*WRITTEN REQUEST:*
Look through the records below and collect all lines that hold the string "ARCX".
── INPUT ROWS ──
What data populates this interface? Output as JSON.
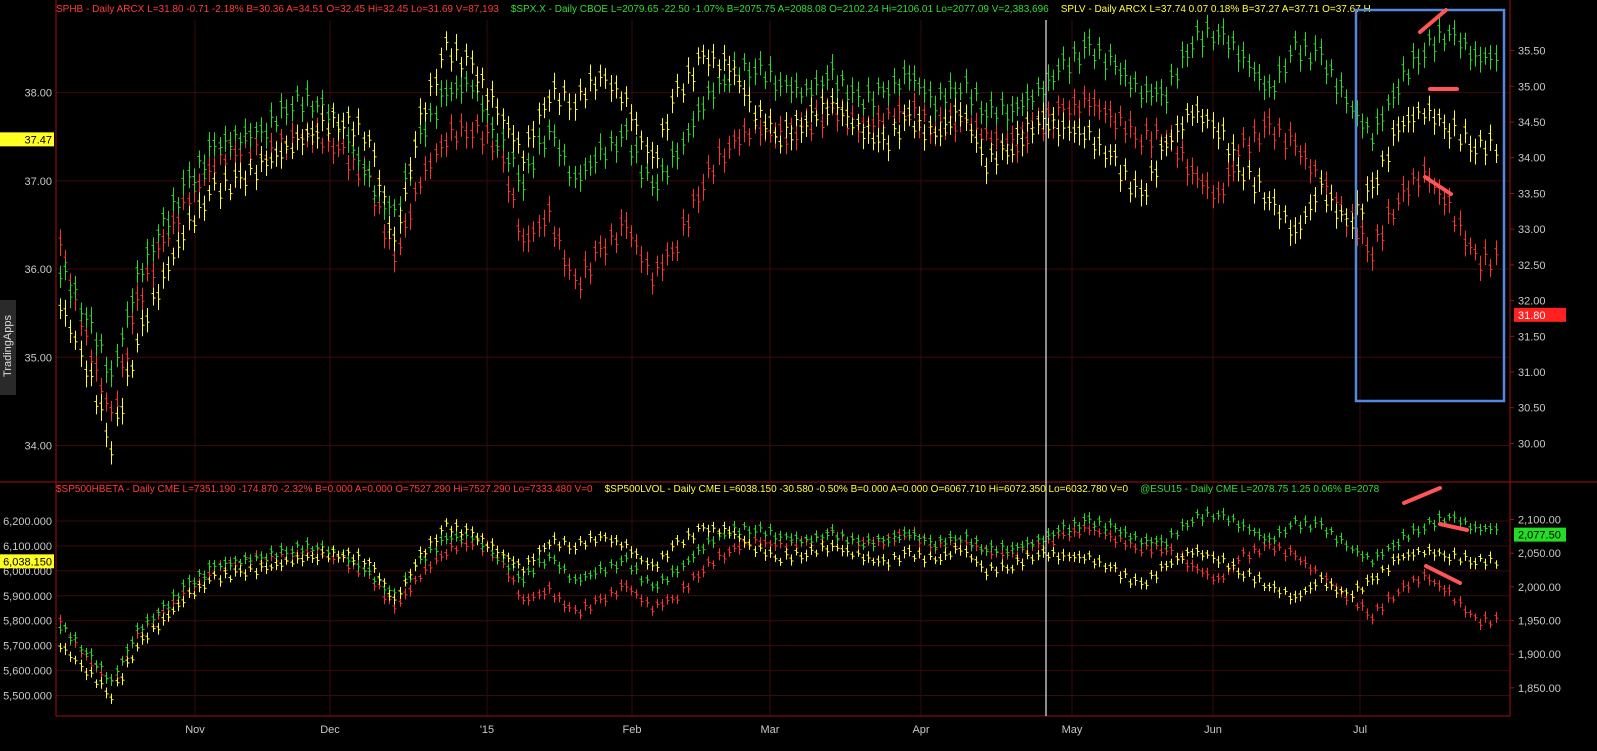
{
  "sidebar": {
    "label": "TradingApps"
  },
  "top_header": [
    {
      "text": "SPHB - Daily  ARCX  L=31.80  -0.71  -2.18%  B=30.36  A=34.51  O=32.45  Hi=32.45  Lo=31.69  V=87,193",
      "color": "#ff3b3b"
    },
    {
      "text": "$SPX.X - Daily  CBOE  L=2079.65  -22.50  -1.07%  B=2075.75  A=2088.08  O=2102.24  Hi=2106.01  Lo=2077.09  V=2,383,696",
      "color": "#33dd33"
    },
    {
      "text": "SPLV - Daily  ARCX  L=37.74  0.07  0.18%  B=37.27  A=37.71  O=37.67  H",
      "color": "#ffff33"
    }
  ],
  "bottom_header": [
    {
      "text": "$SP500HBETA - Daily  CME  L=7351.190  -174.870  -2.32%  B=0.000  A=0.000  O=7527.290  Hi=7527.290  Lo=7333.480  V=0",
      "color": "#ff3b3b"
    },
    {
      "text": "$SP500LVOL - Daily  CME  L=6038.150  -30.580  -0.50%  B=0.000  A=0.000  O=6067.710  Hi=6072.350  Lo=6032.780  V=0",
      "color": "#ffff33"
    },
    {
      "text": "@ESU15 - Daily  CME  L=2078.75  1.25  0.06%  B=2078",
      "color": "#33dd33"
    }
  ],
  "colors": {
    "red": "#ff3030",
    "green": "#22dd22",
    "yellow": "#ffff22",
    "grid": "#3a0a0a",
    "annotation": "#ff5555",
    "box": "#5588dd"
  },
  "chart_data": [
    {
      "type": "line",
      "panel": "top",
      "x_ticks": [
        "Nov",
        "Dec",
        "'15",
        "Feb",
        "Mar",
        "Apr",
        "May",
        "Jun",
        "Jul"
      ],
      "left_ticks": [
        "38.00",
        "37.00",
        "36.00",
        "35.00",
        "34.00"
      ],
      "left_ylim": [
        33.7,
        38.8
      ],
      "right_ticks": [
        "35.50",
        "35.00",
        "34.50",
        "34.00",
        "33.50",
        "33.00",
        "32.50",
        "32.00",
        "31.50",
        "31.00",
        "30.50",
        "30.00"
      ],
      "right_ylim": [
        29.6,
        35.9
      ],
      "left_marker": {
        "value": 37.47,
        "label": "37.47"
      },
      "right_marker": {
        "value": 31.8,
        "label": "31.80"
      },
      "series": [
        {
          "name": "SPHB",
          "color": "red",
          "values": [
            36.3,
            35.2,
            34.3,
            35.6,
            36.3,
            36.8,
            37.2,
            37.4,
            37.3,
            37.5,
            37.5,
            37.3,
            37.0,
            36.1,
            37.0,
            37.5,
            37.6,
            37.4,
            36.3,
            36.6,
            35.8,
            36.2,
            36.5,
            35.9,
            36.3,
            37.0,
            37.4,
            37.6,
            37.5,
            37.6,
            37.8,
            37.6,
            37.7,
            37.8,
            37.6,
            37.7,
            37.5,
            37.4,
            37.6,
            37.8,
            37.9,
            37.7,
            37.5,
            37.5,
            37.1,
            36.8,
            37.4,
            37.6,
            37.4,
            37.0,
            36.6,
            36.2,
            36.8,
            37.1,
            36.7,
            36.1
          ]
        },
        {
          "name": "$SPX.X",
          "color": "green",
          "values": [
            36.0,
            35.5,
            34.8,
            35.9,
            36.5,
            37.0,
            37.4,
            37.5,
            37.6,
            37.9,
            37.9,
            37.6,
            37.0,
            36.6,
            37.5,
            38.0,
            38.1,
            37.5,
            37.0,
            37.6,
            37.0,
            37.3,
            37.5,
            36.9,
            37.3,
            37.9,
            38.2,
            38.3,
            38.1,
            38.0,
            38.2,
            37.9,
            38.0,
            38.2,
            37.9,
            38.1,
            37.8,
            37.8,
            38.0,
            38.3,
            38.5,
            38.3,
            38.0,
            38.0,
            38.6,
            38.7,
            38.4,
            38.0,
            38.5,
            38.4,
            37.9,
            37.5,
            38.1,
            38.5,
            38.7,
            38.4
          ]
        },
        {
          "name": "SPLV",
          "color": "yellow",
          "values": [
            35.6,
            34.9,
            34.0,
            35.2,
            35.9,
            36.5,
            36.9,
            37.0,
            37.2,
            37.4,
            37.6,
            37.7,
            37.5,
            36.3,
            37.7,
            38.5,
            38.3,
            37.8,
            37.3,
            38.0,
            37.9,
            38.2,
            37.9,
            37.2,
            38.0,
            38.4,
            38.3,
            37.8,
            37.5,
            37.7,
            37.9,
            37.6,
            37.4,
            37.7,
            37.5,
            37.8,
            37.2,
            37.4,
            37.7,
            37.6,
            37.5,
            37.2,
            36.8,
            37.4,
            37.8,
            37.6,
            37.1,
            36.8,
            36.4,
            36.9,
            36.5,
            36.9,
            37.6,
            37.8,
            37.6,
            37.4
          ]
        }
      ],
      "annotations": [
        "box around Jul",
        "up arrow green",
        "flat line yellow",
        "down arrow red"
      ]
    },
    {
      "type": "line",
      "panel": "bottom",
      "x_ticks": [
        "Nov",
        "Dec",
        "'15",
        "Feb",
        "Mar",
        "Apr",
        "May",
        "Jun",
        "Jul"
      ],
      "left_ticks": [
        "6,200.000",
        "6,100.000",
        "6,000.000",
        "5,900.000",
        "5,800.000",
        "5,700.000",
        "5,600.000",
        "5,500.000"
      ],
      "left_ylim": [
        5450,
        6260
      ],
      "right_ticks": [
        "2,100.00",
        "2,050.00",
        "2,000.00",
        "1,950.00",
        "1,900.00",
        "1,850.00"
      ],
      "right_ylim": [
        1820,
        2120
      ],
      "left_marker": {
        "value": 6038.15,
        "label": "6,038.150"
      },
      "right_marker": {
        "value": 2077.5,
        "label": "2,077.50"
      },
      "series": [
        {
          "name": "$SP500HBETA",
          "color": "red",
          "values": [
            5800,
            5650,
            5550,
            5740,
            5830,
            5920,
            6000,
            6040,
            6050,
            6060,
            6080,
            6040,
            5980,
            5850,
            5980,
            6080,
            6120,
            6060,
            5880,
            5920,
            5830,
            5880,
            5940,
            5850,
            5900,
            6010,
            6080,
            6120,
            6100,
            6110,
            6150,
            6110,
            6120,
            6150,
            6100,
            6120,
            6080,
            6060,
            6100,
            6140,
            6170,
            6130,
            6090,
            6090,
            6020,
            5960,
            6060,
            6100,
            6060,
            5980,
            5900,
            5820,
            5920,
            5980,
            5910,
            5800
          ]
        },
        {
          "name": "@ESU15",
          "color": "green",
          "values": [
            5780,
            5680,
            5560,
            5760,
            5850,
            5950,
            6020,
            6040,
            6060,
            6090,
            6100,
            6060,
            5990,
            5900,
            6040,
            6130,
            6140,
            6060,
            5970,
            6060,
            5960,
            6000,
            6040,
            5930,
            6000,
            6100,
            6160,
            6170,
            6140,
            6120,
            6150,
            6110,
            6120,
            6150,
            6110,
            6140,
            6090,
            6090,
            6120,
            6170,
            6200,
            6170,
            6120,
            6120,
            6210,
            6230,
            6180,
            6120,
            6190,
            6180,
            6100,
            6040,
            6120,
            6180,
            6220,
            6170
          ]
        },
        {
          "name": "$SP500LVOL",
          "color": "yellow",
          "values": [
            5700,
            5600,
            5500,
            5700,
            5800,
            5900,
            5970,
            5990,
            6010,
            6040,
            6060,
            6070,
            6040,
            5880,
            6060,
            6180,
            6150,
            6080,
            6010,
            6120,
            6100,
            6140,
            6100,
            6010,
            6110,
            6170,
            6160,
            6090,
            6050,
            6070,
            6100,
            6060,
            6030,
            6070,
            6040,
            6090,
            6000,
            6020,
            6070,
            6060,
            6050,
            6000,
            5940,
            6020,
            6080,
            6050,
            5990,
            5940,
            5890,
            5960,
            5900,
            5960,
            6050,
            6080,
            6060,
            6040
          ]
        }
      ]
    }
  ]
}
───
*SOLUTION FOR THIS TASK:*
      "text": "SPHB - Daily  ARCX  L=31.80  -0.71  -2.18%  B=30.36  A=34.51  O=32.45  Hi=32.45  Lo=31.69  V=87,193",
      "text": "SPLV - Daily  ARCX  L=37.74  0.07  0.18%  B=37.27  A=37.71  O=37.67  H",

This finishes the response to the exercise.